> **EXERCISE OBJECTIVE**
Beneath this sentence is a set of records; write each of them out exactly.
────────
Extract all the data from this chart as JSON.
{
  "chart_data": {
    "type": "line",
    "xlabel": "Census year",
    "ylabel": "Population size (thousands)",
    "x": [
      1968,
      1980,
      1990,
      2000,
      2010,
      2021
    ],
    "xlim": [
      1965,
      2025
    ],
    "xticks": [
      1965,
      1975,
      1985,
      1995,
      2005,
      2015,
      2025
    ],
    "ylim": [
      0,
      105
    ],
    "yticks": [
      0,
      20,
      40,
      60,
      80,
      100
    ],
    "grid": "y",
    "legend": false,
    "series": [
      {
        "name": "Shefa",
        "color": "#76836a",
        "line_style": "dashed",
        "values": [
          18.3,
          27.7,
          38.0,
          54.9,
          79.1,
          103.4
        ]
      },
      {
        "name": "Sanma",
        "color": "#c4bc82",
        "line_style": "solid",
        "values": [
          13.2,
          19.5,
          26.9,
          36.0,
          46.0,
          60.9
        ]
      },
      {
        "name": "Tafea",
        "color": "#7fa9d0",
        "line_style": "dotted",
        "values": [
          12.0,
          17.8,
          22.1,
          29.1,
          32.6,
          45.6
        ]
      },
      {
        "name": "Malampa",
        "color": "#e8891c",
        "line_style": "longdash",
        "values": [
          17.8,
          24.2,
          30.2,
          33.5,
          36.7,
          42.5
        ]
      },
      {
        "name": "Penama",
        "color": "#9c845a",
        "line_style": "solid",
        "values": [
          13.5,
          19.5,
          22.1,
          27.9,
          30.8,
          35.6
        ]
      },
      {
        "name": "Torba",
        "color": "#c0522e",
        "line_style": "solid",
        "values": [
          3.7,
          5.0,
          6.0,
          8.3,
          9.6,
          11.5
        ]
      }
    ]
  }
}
────────
> **SOLUTION TO THIS PROBLEM**
Extract all the data from this chart as JSON.
{
  "chart_data": {
    "type": "line",
    "xlabel": "Census year",
    "ylabel": "Population size (thousands)",
    "x": [
      1968,
      1980,
      1990,
      2000,
      2010,
      2021
    ],
    "xlim": [
      1965,
      2025
    ],
    "xticks": [
      1965,
      1975,
      1985,
      1995,
      2005,
      2015,
      2025
    ],
    "ylim": [
      0,
      105
    ],
    "yticks": [
      0,
      20,
      40,
      60,
      80,
      100
    ],
    "grid": "y",
    "legend": false,
    "series": [
      {
        "name": "Shefa",
        "color": "#76836a",
        "line_style": "dashed",
        "values": [
          18.3,
          27.7,
          38.0,
          54.9,
          79.1,
          103.4
        ]
      },
      {
        "name": "Sanma",
        "color": "#c4bc82",
        "line_style": "solid",
        "values": [
          13.2,
          19.5,
          26.9,
          36.0,
          46.0,
          60.9
        ]
      },
      {
        "name": "Tafea",
        "color": "#7fa9d0",
        "line_style": "dotted",
        "values": [
          12.0,
          17.8,
          22.1,
          29.1,
          32.6,
          45.6
        ]
      },
      {
        "name": "Malampa",
        "color": "#e8891c",
        "line_style": "longdash",
        "values": [
          17.8,
          24.2,
          30.2,
          33.5,
          36.7,
          42.5
        ]
      },
      {
        "name": "Penama",
        "color": "#9c845a",
        "line_style": "solid",
        "values": [
          13.5,
          19.5,
          22.1,
          27.9,
          30.8,
          35.6
        ]
      },
      {
        "name": "Torba",
        "color": "#c0522e",
        "line_style": "solid",
        "values": [
          3.7,
          5.0,
          6.0,
          8.3,
          9.6,
          11.5
        ]
      }
    ]
  }
}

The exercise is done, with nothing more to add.